● **Set exercise 1**:
In the passage on Ni and Zn sorption kinetics, over what span of reaction time was the pseudo first-order model fitted to the data?
● **Set exercise 2**:
Continue the passage on Ni and Zn sorption kinetics from the point where it stops.

● **Article**:
════════════════
The sorption kinetics of Ni and Zn sorption at pH 7.5 were quantitatively modeled via both pseudo first-order [33, 34] and second-order kinetic models [34]. The pseudo first-order kinetic model is expressed in Eq. (1):
$$\ln (q_{e} - q_{t} ) = \ln q_{e} - k_{1} t$$
(1)
where qe (mg g−1) and qt (mg g−1) stand for the amount of metal ions sorption onto the surface of Al oxides at equilibrium condition and at a given reaction time t (h), k1 (mg g−1 h−1) refers to a rate constant of metal ions sorption onto the surface of the Al oxide in a pseudo first-order kinetic model. To fit Eq. (1) to experimental data, the value of qe was approximated to the maximal sorption, and k1 were determined by the slope of plots. When k1 has been obtained, qe were calculated from the intercepts and tabulated in Table 1. In addition, because pseudo first-order kinetic model is usually applicable over the initial reaction time of the adsorption process, the fitting process was operated only for the initial 6 h.
════════════════
● **Source material**:
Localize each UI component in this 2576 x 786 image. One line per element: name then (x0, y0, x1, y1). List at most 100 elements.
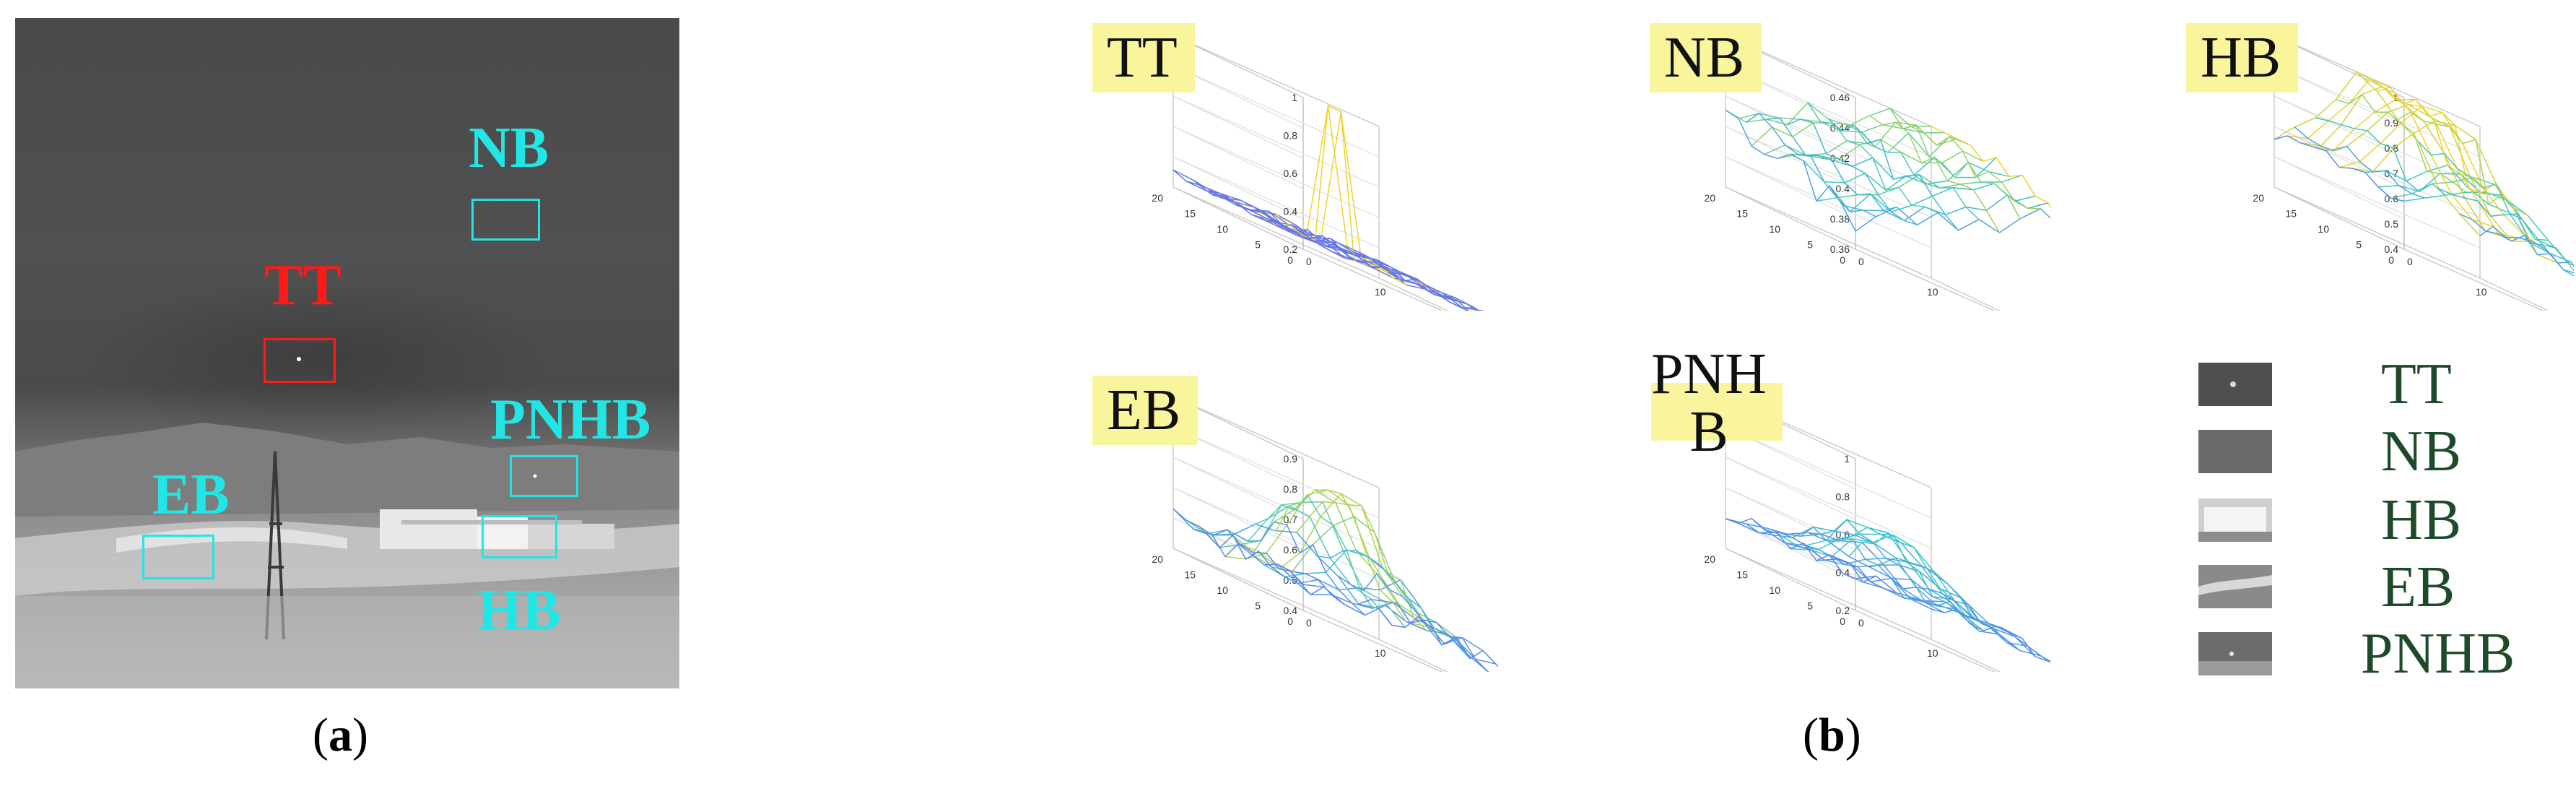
════════════════
● **Task output 1**:
Only the initial 6 h of the reaction.

● **Task output 2**:
Table 1

Parameters for the Ni and Zn sorption kinetics on γ-Al2O3 in single- and binary-sorbate systems at pH 7.5

Sample

First second order

Pseudo second order

qe (mg−1 g−1)

k1 (mg−1 g−1 h−1)

R2

qe (mg−1 g−1)

k2 (mg−1 g−1 h−1)

R2

Ni in single-sorbate system

11.87

0.396

0.995

20.00

0.05

0.998

Ni in binary-sorbate system

13.21

0.258

0.981

22.22

0.06

0.994

Zn in single-sorbate system

4.81

0.230

0.880

22.73

0.97

1.000

Zn in binary-sorbate system

1.95

0.471

0.961

22.73

0.28

1.000

The pseudo second-order kinetic model is expressed in Eq. (2):
$$\frac{t}{{q_{t} }} = \frac{1}{{k_{2} q_{e}^{2} }} + \frac{t}{{q_{e} }}$$
(2)
where k2 (mg g−1 h−1) signifies a rate constant of metal ion sorption in pseudo second-order kinetic model and the other parameters is the same with Eq. (1). The values of k2 and qe were calculated from the intercepts and slopes of the plots in Fig. 2b.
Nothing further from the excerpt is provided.